Records from a data collection:
========================================
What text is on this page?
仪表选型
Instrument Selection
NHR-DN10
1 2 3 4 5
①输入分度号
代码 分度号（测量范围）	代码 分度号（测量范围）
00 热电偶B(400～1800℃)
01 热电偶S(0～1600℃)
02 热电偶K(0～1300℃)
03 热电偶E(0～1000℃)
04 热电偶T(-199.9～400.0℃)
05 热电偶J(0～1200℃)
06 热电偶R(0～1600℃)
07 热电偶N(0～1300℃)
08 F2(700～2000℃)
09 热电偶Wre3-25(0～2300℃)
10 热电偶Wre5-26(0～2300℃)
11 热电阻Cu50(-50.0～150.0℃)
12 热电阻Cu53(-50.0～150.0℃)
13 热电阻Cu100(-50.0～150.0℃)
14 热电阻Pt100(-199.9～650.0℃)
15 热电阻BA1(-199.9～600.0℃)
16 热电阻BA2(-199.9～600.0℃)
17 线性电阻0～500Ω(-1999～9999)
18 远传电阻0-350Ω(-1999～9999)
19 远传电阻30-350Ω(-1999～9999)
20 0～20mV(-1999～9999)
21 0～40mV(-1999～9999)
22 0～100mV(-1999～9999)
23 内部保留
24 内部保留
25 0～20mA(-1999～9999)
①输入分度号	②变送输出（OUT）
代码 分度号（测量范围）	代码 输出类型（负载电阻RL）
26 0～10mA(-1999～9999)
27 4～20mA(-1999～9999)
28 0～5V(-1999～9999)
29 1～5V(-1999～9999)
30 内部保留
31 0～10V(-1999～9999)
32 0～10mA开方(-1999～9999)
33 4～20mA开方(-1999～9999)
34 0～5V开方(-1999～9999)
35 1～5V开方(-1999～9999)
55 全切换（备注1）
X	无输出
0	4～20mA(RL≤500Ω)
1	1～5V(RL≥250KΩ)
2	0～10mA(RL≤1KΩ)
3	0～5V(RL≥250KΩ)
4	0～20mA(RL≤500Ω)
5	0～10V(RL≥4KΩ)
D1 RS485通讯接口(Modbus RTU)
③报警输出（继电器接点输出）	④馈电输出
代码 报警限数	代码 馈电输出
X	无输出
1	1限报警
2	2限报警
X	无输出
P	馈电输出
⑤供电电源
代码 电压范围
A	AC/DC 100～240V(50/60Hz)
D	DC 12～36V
========================================
Your task is to quote all of the data word for word.

EXERCISE ANSWER:
What text is on this page?
仪表选型
Instrument Selection
NHR-DN10
1 2 3 4 5
①输入分度号
代码 分度号（测量范围）	代码 分度号（测量范围）
00 热电偶B(400～1800℃)
01 热电偶S(0～1600℃)
02 热电偶K(0～1300℃)
03 热电偶E(0～1000℃)
04 热电偶T(-199.9～400.0℃)
05 热电偶J(0～1200℃)
06 热电偶R(0～1600℃)
07 热电偶N(0～1300℃)
08 F2(700～2000℃)
09 热电偶Wre3-25(0～2300℃)
10 热电偶Wre5-26(0～2300℃)
11 热电阻Cu50(-50.0～150.0℃)
12 热电阻Cu53(-50.0～150.0℃)
13 热电阻Cu100(-50.0～150.0℃)
14 热电阻Pt100(-199.9～650.0℃)
15 热电阻BA1(-199.9～600.0℃)
16 热电阻BA2(-199.9～600.0℃)
17 线性电阻0～500Ω(-1999～9999)
18 远传电阻0-350Ω(-1999～9999)
19 远传电阻30-350Ω(-1999～9999)
20 0～20mV(-1999～9999)
21 0～40mV(-1999～9999)
22 0～100mV(-1999～9999)
23 内部保留
24 内部保留
25 0～20mA(-1999～9999)
①输入分度号	②变送输出（OUT）
代码 分度号（测量范围）	代码 输出类型（负载电阻RL）
26 0～10mA(-1999～9999)
27 4～20mA(-1999～9999)
28 0～5V(-1999～9999)
29 1～5V(-1999～9999)
30 内部保留
31 0～10V(-1999～9999)
32 0～10mA开方(-1999～9999)
33 4～20mA开方(-1999～9999)
34 0～5V开方(-1999～9999)
35 1～5V开方(-1999～9999)
55 全切换（备注1）
X	无输出
0	4～20mA(RL≤500Ω)
1	1～5V(RL≥250KΩ)
2	0～10mA(RL≤1KΩ)
3	0～5V(RL≥250KΩ)
4	0～20mA(RL≤500Ω)
5	0～10V(RL≥4KΩ)
D1 RS485通讯接口(Modbus RTU)
③报警输出（继电器接点输出）	④馈电输出
代码 报警限数	代码 馈电输出
X	无输出
1	1限报警
2	2限报警
X	无输出
P	馈电输出
⑤供电电源
代码 电压范围
A	AC/DC 100～240V(50/60Hz)
D	DC 12～36V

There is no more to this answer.